__Problem statement__: Transcribe all of the material exactly.

__Source data__:
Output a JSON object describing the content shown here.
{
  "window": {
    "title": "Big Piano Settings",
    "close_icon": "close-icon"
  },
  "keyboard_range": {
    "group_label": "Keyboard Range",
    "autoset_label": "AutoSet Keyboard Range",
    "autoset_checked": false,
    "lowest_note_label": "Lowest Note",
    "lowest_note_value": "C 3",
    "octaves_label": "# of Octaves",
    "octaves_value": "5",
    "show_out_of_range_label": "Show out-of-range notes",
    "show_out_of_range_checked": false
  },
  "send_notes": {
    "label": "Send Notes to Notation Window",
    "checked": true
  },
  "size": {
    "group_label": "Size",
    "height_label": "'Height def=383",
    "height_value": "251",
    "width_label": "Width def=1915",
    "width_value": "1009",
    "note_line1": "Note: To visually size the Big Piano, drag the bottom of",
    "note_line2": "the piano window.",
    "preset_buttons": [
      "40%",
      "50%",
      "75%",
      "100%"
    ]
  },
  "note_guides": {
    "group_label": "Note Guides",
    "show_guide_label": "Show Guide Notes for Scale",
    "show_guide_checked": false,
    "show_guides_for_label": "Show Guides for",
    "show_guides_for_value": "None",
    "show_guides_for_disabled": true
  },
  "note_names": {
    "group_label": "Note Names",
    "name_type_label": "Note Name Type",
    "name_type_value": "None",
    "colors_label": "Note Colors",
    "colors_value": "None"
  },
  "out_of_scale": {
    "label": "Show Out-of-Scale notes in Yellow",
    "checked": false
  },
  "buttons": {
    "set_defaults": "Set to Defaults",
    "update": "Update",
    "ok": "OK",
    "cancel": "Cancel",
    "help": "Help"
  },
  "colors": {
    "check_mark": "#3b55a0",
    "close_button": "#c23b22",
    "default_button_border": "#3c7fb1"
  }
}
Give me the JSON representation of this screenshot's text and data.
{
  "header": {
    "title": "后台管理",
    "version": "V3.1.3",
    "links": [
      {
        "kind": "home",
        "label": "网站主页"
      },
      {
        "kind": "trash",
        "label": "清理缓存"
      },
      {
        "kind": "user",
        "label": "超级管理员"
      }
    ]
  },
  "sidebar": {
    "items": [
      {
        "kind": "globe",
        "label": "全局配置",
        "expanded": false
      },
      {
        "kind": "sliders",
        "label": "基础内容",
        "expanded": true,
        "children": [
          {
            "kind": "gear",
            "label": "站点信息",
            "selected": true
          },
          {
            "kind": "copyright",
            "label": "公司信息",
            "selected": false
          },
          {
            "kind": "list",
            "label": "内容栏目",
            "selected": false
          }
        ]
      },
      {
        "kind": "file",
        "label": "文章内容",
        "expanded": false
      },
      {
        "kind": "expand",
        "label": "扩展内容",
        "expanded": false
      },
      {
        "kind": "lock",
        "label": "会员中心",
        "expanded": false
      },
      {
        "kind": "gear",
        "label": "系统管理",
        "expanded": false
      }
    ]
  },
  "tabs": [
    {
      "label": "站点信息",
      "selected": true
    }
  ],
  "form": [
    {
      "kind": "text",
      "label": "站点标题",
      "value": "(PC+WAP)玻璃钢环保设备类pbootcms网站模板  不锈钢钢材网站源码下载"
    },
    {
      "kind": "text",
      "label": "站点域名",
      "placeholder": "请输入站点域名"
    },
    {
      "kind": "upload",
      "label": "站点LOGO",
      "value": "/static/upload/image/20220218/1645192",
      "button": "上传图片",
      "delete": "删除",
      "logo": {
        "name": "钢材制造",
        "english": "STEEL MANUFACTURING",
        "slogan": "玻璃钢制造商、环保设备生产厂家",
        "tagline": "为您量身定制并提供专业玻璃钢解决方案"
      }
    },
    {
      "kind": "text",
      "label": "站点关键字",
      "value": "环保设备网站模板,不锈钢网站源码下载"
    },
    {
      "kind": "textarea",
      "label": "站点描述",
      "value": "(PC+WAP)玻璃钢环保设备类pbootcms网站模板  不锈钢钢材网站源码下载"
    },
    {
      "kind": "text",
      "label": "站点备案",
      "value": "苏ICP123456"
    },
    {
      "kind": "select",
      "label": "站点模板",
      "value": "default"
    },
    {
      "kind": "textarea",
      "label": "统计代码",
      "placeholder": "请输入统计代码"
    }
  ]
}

__Complete response__:
Output a JSON object describing the content shown here.
{
  "window": {
    "title": "Big Piano Settings",
    "close_icon": "close-icon"
  },
  "keyboard_range": {
    "group_label": "Keyboard Range",
    "autoset_label": "AutoSet Keyboard Range",
    "autoset_checked": false,
    "lowest_note_label": "Lowest Note",
    "lowest_note_value": "C 3",
    "octaves_label": "# of Octaves",
    "octaves_value": "5",
    "show_out_of_range_label": "Show out-of-range notes",
    "show_out_of_range_checked": false
  },
  "send_notes": {
    "label": "Send Notes to Notation Window",
    "checked": true
  },
  "size": {
    "group_label": "Size",
    "height_label": "'Height def=383",
    "height_value": "251",
    "width_label": "Width def=1915",
    "width_value": "1009",
    "note_line1": "Note: To visually size the Big Piano, drag the bottom of",
    "note_line2": "the piano window.",
    "preset_buttons": [
      "40%",
      "50%",
      "75%",
      "100%"
    ]
  },
  "note_guides": {
    "group_label": "Note Guides",
    "show_guide_label": "Show Guide Notes for Scale",
    "show_guide_checked": false,
    "show_guides_for_label": "Show Guides for",
    "show_guides_for_value": "None",
    "show_guides_for_disabled": true
  },
  "note_names": {
    "group_label": "Note Names",
    "name_type_label": "Note Name Type",
    "name_type_value": "None",
    "colors_label": "Note Colors",
    "colors_value": "None"
  },
  "out_of_scale": {
    "label": "Show Out-of-Scale notes in Yellow",
    "checked": false
  },
  "buttons": {
    "set_defaults": "Set to Defaults",
    "update": "Update",
    "ok": "OK",
    "cancel": "Cancel",
    "help": "Help"
  },
  "colors": {
    "check_mark": "#3b55a0",
    "close_button": "#c23b22",
    "default_button_border": "#3c7fb1"
  }
}
Give me the JSON representation of this screenshot's text and data.
{
  "header": {
    "title": "后台管理",
    "version": "V3.1.3",
    "links": [
      {
        "kind": "home",
        "label": "网站主页"
      },
      {
        "kind": "trash",
        "label": "清理缓存"
      },
      {
        "kind": "user",
        "label": "超级管理员"
      }
    ]
  },
  "sidebar": {
    "items": [
      {
        "kind": "globe",
        "label": "全局配置",
        "expanded": false
      },
      {
        "kind": "sliders",
        "label": "基础内容",
        "expanded": true,
        "children": [
          {
            "kind": "gear",
            "label": "站点信息",
            "selected": true
          },
          {
            "kind": "copyright",
            "label": "公司信息",
            "selected": false
          },
          {
            "kind": "list",
            "label": "内容栏目",
            "selected": false
          }
        ]
      },
      {
        "kind": "file",
        "label": "文章内容",
        "expanded": false
      },
      {
        "kind": "expand",
        "label": "扩展内容",
        "expanded": false
      },
      {
        "kind": "lock",
        "label": "会员中心",
        "expanded": false
      },
      {
        "kind": "gear",
        "label": "系统管理",
        "expanded": false
      }
    ]
  },
  "tabs": [
    {
      "label": "站点信息",
      "selected": true
    }
  ],
  "form": [
    {
      "kind": "text",
      "label": "站点标题",
      "value": "(PC+WAP)玻璃钢环保设备类pbootcms网站模板  不锈钢钢材网站源码下载"
    },
    {
      "kind": "text",
      "label": "站点域名",
      "placeholder": "请输入站点域名"
    },
    {
      "kind": "upload",
      "label": "站点LOGO",
      "value": "/static/upload/image/20220218/1645192",
      "button": "上传图片",
      "delete": "删除",
      "logo": {
        "name": "钢材制造",
        "english": "STEEL MANUFACTURING",
        "slogan": "玻璃钢制造商、环保设备生产厂家",
        "tagline": "为您量身定制并提供专业玻璃钢解决方案"
      }
    },
    {
      "kind": "text",
      "label": "站点关键字",
      "value": "环保设备网站模板,不锈钢网站源码下载"
    },
    {
      "kind": "textarea",
      "label": "站点描述",
      "value": "(PC+WAP)玻璃钢环保设备类pbootcms网站模板  不锈钢钢材网站源码下载"
    },
    {
      "kind": "text",
      "label": "站点备案",
      "value": "苏ICP123456"
    },
    {
      "kind": "select",
      "label": "站点模板",
      "value": "default"
    },
    {
      "kind": "textarea",
      "label": "统计代码",
      "placeholder": "请输入统计代码"
    }
  ]
}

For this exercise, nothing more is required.